---------- Listed records
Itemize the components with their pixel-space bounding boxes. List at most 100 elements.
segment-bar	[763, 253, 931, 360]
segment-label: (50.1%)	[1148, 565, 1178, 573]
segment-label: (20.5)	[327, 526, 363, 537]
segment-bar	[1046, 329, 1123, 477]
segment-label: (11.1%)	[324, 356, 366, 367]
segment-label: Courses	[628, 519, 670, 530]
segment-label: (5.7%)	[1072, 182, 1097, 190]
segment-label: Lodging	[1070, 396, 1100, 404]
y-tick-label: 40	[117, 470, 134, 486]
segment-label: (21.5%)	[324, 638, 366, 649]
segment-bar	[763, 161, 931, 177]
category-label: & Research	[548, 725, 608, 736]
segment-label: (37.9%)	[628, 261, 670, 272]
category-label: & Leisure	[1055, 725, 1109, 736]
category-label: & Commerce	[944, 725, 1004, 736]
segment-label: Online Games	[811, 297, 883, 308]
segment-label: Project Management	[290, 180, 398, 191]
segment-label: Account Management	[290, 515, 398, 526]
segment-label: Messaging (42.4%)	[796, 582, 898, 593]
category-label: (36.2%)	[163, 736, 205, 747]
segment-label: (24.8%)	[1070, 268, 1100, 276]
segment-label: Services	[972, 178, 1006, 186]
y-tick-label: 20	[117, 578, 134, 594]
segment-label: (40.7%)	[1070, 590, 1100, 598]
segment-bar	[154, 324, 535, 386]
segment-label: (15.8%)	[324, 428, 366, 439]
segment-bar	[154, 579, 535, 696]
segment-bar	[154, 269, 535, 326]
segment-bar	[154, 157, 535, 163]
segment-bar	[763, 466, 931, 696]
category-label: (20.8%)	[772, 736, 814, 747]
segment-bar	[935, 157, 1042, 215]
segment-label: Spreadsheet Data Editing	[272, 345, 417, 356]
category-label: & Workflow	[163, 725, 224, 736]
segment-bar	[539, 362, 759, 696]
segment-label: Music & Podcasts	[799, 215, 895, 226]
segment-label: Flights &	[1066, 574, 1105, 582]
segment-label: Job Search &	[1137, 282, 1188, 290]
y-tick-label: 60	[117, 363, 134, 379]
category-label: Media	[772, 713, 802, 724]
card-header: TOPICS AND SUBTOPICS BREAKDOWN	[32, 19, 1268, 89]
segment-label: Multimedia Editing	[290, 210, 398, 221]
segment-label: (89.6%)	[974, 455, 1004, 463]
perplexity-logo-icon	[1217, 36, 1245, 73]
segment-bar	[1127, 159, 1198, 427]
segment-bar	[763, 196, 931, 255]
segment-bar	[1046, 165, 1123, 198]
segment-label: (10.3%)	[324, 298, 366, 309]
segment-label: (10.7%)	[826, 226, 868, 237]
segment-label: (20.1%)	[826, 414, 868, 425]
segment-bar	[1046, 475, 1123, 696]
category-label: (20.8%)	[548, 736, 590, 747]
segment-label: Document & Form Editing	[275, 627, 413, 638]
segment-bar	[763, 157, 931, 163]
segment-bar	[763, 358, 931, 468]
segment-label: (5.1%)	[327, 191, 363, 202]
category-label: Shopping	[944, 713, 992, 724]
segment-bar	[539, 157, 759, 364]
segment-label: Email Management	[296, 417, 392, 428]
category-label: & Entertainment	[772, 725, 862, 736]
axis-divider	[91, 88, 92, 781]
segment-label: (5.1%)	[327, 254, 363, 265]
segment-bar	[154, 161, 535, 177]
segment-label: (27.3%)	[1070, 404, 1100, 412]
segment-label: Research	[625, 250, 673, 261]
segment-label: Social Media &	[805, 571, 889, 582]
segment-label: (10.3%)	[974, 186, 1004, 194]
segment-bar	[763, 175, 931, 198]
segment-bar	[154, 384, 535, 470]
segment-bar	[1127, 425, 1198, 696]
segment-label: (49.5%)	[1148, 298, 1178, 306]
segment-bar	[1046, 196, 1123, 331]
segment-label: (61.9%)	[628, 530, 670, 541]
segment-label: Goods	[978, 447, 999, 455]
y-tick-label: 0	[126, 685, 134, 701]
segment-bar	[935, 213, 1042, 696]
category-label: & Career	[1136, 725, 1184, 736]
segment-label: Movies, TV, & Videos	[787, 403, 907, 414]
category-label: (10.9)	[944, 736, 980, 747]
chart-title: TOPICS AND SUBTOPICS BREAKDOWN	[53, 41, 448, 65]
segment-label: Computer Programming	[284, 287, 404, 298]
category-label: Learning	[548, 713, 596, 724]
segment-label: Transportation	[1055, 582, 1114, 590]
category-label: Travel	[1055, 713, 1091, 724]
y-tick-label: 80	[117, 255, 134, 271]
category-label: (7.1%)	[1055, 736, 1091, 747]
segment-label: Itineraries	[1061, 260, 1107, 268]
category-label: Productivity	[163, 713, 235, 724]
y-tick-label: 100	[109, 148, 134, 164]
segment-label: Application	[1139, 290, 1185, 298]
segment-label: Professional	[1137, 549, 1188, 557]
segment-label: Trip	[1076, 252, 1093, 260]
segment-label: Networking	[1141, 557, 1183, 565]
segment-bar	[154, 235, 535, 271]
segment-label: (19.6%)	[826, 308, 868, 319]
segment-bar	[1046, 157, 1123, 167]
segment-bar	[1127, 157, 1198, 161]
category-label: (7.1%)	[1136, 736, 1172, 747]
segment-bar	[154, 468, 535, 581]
--------------------
◆ Goal ◆
Reproduce every line of the data above verbatim, in its original order.

◆ Answer below ◆
Itemize the components with their pixel-space bounding boxes. List at most 100 elements.
segment-bar	[763, 253, 931, 360]
segment-label: (50.1%)	[1148, 565, 1178, 573]
segment-label: (20.5)	[327, 526, 363, 537]
segment-bar	[1046, 329, 1123, 477]
segment-label: (11.1%)	[324, 356, 366, 367]
segment-label: Courses	[628, 519, 670, 530]
segment-label: (5.7%)	[1072, 182, 1097, 190]
segment-label: Lodging	[1070, 396, 1100, 404]
y-tick-label: 40	[117, 470, 134, 486]
segment-label: (21.5%)	[324, 638, 366, 649]
segment-bar	[763, 161, 931, 177]
category-label: & Research	[548, 725, 608, 736]
segment-label: (37.9%)	[628, 261, 670, 272]
category-label: & Leisure	[1055, 725, 1109, 736]
category-label: & Commerce	[944, 725, 1004, 736]
segment-label: Online Games	[811, 297, 883, 308]
segment-label: Project Management	[290, 180, 398, 191]
segment-label: Account Management	[290, 515, 398, 526]
segment-label: Messaging (42.4%)	[796, 582, 898, 593]
category-label: (36.2%)	[163, 736, 205, 747]
segment-label: (24.8%)	[1070, 268, 1100, 276]
segment-label: Services	[972, 178, 1006, 186]
y-tick-label: 20	[117, 578, 134, 594]
segment-label: (40.7%)	[1070, 590, 1100, 598]
segment-bar	[154, 324, 535, 386]
segment-label: (15.8%)	[324, 428, 366, 439]
segment-bar	[154, 579, 535, 696]
segment-bar	[154, 269, 535, 326]
segment-bar	[154, 157, 535, 163]
segment-bar	[763, 466, 931, 696]
category-label: (20.8%)	[772, 736, 814, 747]
segment-bar	[935, 157, 1042, 215]
segment-label: Spreadsheet Data Editing	[272, 345, 417, 356]
category-label: & Workflow	[163, 725, 224, 736]
segment-bar	[539, 362, 759, 696]
segment-label: Music & Podcasts	[799, 215, 895, 226]
segment-label: Flights &	[1066, 574, 1105, 582]
segment-label: Job Search &	[1137, 282, 1188, 290]
y-tick-label: 60	[117, 363, 134, 379]
category-label: Media	[772, 713, 802, 724]
card-header: TOPICS AND SUBTOPICS BREAKDOWN	[32, 19, 1268, 89]
segment-label: Multimedia Editing	[290, 210, 398, 221]
segment-label: (89.6%)	[974, 455, 1004, 463]
perplexity-logo-icon	[1217, 36, 1245, 73]
segment-bar	[1127, 159, 1198, 427]
segment-bar	[763, 196, 931, 255]
segment-bar	[1046, 165, 1123, 198]
segment-label: (10.3%)	[324, 298, 366, 309]
segment-label: (10.7%)	[826, 226, 868, 237]
segment-label: (20.1%)	[826, 414, 868, 425]
segment-bar	[1046, 475, 1123, 696]
category-label: (20.8%)	[548, 736, 590, 747]
segment-label: Document & Form Editing	[275, 627, 413, 638]
segment-bar	[763, 157, 931, 163]
segment-bar	[763, 358, 931, 468]
segment-label: (5.1%)	[327, 191, 363, 202]
category-label: Shopping	[944, 713, 992, 724]
segment-bar	[539, 157, 759, 364]
segment-label: Email Management	[296, 417, 392, 428]
category-label: & Entertainment	[772, 725, 862, 736]
axis-divider	[91, 88, 92, 781]
segment-label: (5.1%)	[327, 254, 363, 265]
segment-bar	[154, 161, 535, 177]
segment-label: (27.3%)	[1070, 404, 1100, 412]
segment-label: Research	[625, 250, 673, 261]
segment-label: Social Media &	[805, 571, 889, 582]
segment-label: (10.3%)	[974, 186, 1004, 194]
segment-bar	[763, 175, 931, 198]
segment-bar	[154, 384, 535, 470]
segment-bar	[1127, 425, 1198, 696]
segment-label: (49.5%)	[1148, 298, 1178, 306]
segment-bar	[1046, 196, 1123, 331]
segment-label: (61.9%)	[628, 530, 670, 541]
segment-label: Goods	[978, 447, 999, 455]
y-tick-label: 0	[126, 685, 134, 701]
segment-bar	[935, 213, 1042, 696]
category-label: & Career	[1136, 725, 1184, 736]
segment-label: Movies, TV, & Videos	[787, 403, 907, 414]
category-label: (10.9)	[944, 736, 980, 747]
chart-title: TOPICS AND SUBTOPICS BREAKDOWN	[53, 41, 448, 65]
segment-label: Computer Programming	[284, 287, 404, 298]
category-label: Learning	[548, 713, 596, 724]
segment-label: Transportation	[1055, 582, 1114, 590]
category-label: Travel	[1055, 713, 1091, 724]
y-tick-label: 80	[117, 255, 134, 271]
category-label: (7.1%)	[1055, 736, 1091, 747]
segment-label: Itineraries	[1061, 260, 1107, 268]
category-label: Productivity	[163, 713, 235, 724]
y-tick-label: 100	[109, 148, 134, 164]
segment-label: Application	[1139, 290, 1185, 298]
segment-label: Professional	[1137, 549, 1188, 557]
segment-label: Trip	[1076, 252, 1093, 260]
segment-label: Networking	[1141, 557, 1183, 565]
segment-bar	[154, 235, 535, 271]
segment-label: (19.6%)	[826, 308, 868, 319]
segment-bar	[1046, 157, 1123, 167]
segment-bar	[1127, 157, 1198, 161]
category-label: (7.1%)	[1136, 736, 1172, 747]
segment-bar	[154, 468, 535, 581]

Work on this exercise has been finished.